> **DOCUMENT EXCERPT**
※

Satanism has been described by some detractors as “just Christianity,” but that’s about as nonsensical, inaccurate and insulting to both faiths as describing Christianity as “just Judaism” or Islam as “just Christianity.” To be “Christian” one has to accept Christ as savior. That is the bare minimum of the definition. Satanists obviously do not meet that definition.
I also would shy away from calling Satanism “Neo-pagan.” Neo-paganism strives to recapture something of pre-Christian faiths. Satanism can only be understood as post-Christian. It is a modern phenomenon (particularly in the sense of modernity as beginning around the 1500’s. See Children of Lucifer by Ruben Van Luijk for a deeper understanding of why I say this). Neo-paganism is also often more explicitly Earth-centered than Satanism. This is not to say that ecological concerns and nature-worship have no place in Satanism– they certainly do!– but they are not as fundamental, as central, as they have been in many Neo-pagan movements.
Satanism is strongly influenced by the Western Esoteric tradition, but even within that it is an aberration, since much of Western Esotericism has been Abrahamic (and specifically Judeo-Christian, and this may be one time when that term can ACTUALLY be used accurately*) in nature. I also find it difficult to call Satanism truly “occult,” since “occult” has connotations of secrecy, and much of Satanism today operates fairly overtly and involves few hidden teachings. (There are occult orders within Satanism, of course, but Satanism is not always occult per se.)
Thus I would classify Satanism either broadly as post-Christian, or as a category unto itself. Certainly “Satanism” is a broad and diverse enough term to justify being its own category. You have your atheistic Satanists– LaVeyans, and The Satanic Temple, and others. You have your theistic Satanists and Devil Worshipers. You have your Luciferians, your Setians. You have your Demonolators and Thelemic Satanists and, of course, the fascist Satanists who can fuck off like the Nazi punks they are. The only thing all of these groups have in common is that they say “Satan” like it’s a good thing, that they revere, worship, work with, admire, or aspire to the image of the Adversary.

※

> **LISTED RECORDS**
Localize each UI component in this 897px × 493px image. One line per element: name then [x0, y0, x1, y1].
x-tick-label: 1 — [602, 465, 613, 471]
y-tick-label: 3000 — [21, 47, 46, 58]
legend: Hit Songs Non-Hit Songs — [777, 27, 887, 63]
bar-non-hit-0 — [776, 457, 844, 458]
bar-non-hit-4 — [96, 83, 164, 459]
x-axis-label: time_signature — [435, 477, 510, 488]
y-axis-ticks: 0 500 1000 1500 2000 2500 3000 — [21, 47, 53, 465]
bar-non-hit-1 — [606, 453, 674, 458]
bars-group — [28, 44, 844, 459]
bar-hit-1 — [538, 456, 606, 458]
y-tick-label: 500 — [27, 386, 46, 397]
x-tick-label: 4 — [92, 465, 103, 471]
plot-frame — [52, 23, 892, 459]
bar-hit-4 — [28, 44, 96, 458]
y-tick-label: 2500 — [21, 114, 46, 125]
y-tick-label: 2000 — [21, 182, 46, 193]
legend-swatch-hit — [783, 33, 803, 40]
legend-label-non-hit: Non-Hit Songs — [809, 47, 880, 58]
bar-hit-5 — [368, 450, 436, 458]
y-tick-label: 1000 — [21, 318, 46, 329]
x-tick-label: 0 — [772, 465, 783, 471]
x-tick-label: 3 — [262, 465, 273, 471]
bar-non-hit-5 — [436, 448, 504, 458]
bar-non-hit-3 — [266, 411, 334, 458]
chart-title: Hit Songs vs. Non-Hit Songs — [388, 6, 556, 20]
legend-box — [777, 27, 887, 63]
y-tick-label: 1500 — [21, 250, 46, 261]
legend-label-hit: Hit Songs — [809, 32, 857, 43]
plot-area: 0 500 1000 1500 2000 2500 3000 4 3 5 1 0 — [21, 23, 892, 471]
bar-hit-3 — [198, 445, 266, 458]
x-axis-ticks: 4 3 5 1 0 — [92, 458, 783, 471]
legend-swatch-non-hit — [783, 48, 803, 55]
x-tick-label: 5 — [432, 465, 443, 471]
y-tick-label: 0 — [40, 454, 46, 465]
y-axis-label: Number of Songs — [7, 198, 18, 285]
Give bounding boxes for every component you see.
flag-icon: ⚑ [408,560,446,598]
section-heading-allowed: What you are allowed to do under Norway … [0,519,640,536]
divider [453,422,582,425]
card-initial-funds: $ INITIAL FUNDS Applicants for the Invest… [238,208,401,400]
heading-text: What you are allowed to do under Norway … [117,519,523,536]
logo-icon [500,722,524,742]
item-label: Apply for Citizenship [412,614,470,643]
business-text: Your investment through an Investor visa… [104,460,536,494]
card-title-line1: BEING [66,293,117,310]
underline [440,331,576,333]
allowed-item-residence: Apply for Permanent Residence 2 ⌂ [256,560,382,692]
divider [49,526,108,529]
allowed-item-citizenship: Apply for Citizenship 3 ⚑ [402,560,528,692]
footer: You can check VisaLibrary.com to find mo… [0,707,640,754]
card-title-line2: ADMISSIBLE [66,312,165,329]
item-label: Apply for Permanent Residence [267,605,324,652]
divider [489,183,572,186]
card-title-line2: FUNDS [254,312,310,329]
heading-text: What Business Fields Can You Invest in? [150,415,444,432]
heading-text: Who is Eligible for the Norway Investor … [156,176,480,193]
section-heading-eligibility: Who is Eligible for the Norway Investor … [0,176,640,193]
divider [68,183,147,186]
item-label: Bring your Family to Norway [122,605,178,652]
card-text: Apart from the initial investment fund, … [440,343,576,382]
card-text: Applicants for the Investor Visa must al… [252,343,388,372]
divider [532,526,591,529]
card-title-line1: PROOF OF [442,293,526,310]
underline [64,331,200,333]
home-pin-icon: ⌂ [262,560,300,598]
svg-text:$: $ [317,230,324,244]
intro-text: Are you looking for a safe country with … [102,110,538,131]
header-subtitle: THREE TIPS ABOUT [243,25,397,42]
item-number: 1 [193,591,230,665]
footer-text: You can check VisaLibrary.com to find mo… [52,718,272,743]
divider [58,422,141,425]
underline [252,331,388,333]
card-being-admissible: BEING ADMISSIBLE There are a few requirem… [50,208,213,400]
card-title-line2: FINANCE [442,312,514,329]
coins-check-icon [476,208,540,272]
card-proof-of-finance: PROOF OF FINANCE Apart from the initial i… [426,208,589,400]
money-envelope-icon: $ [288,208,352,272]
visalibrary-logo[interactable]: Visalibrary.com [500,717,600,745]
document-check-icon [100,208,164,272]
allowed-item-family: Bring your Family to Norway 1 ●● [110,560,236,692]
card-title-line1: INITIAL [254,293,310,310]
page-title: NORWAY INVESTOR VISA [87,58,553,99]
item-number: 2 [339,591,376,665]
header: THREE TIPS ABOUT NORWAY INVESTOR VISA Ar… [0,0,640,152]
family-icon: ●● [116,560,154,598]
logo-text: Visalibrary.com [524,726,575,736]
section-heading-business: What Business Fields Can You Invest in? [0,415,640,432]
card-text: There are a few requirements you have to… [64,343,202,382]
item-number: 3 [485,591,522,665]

※

> **WRITTEN TASKS**
(1) In the Satanism excerpt, what is the bare minimum for being "Christian"?
(2) Rewrite the rows, starting at the first row and stopping after the row that contains "y-tick-label: 500 — [27, 386, 46, 397]". Replace "y-tick-label" with "y-axis-tick" and change nothing else.
The text and the rows come from unrelated sources.

> **EXPECTED OUTPUTS**
(1) One has to accept Christ as savior.

(2)
Localize each UI component in this 897px × 493px image. One line per element: name then [x0, y0, x1, y1].
x-tick-label: 1 — [602, 465, 613, 471]
y-axis-tick: 3000 — [21, 47, 46, 58]
legend: Hit Songs Non-Hit Songs — [777, 27, 887, 63]
bar-non-hit-0 — [776, 457, 844, 458]
bar-non-hit-4 — [96, 83, 164, 459]
x-axis-label: time_signature — [435, 477, 510, 488]
y-axis-ticks: 0 500 1000 1500 2000 2500 3000 — [21, 47, 53, 465]
bar-non-hit-1 — [606, 453, 674, 458]
bars-group — [28, 44, 844, 459]
bar-hit-1 — [538, 456, 606, 458]
y-axis-tick: 500 — [27, 386, 46, 397]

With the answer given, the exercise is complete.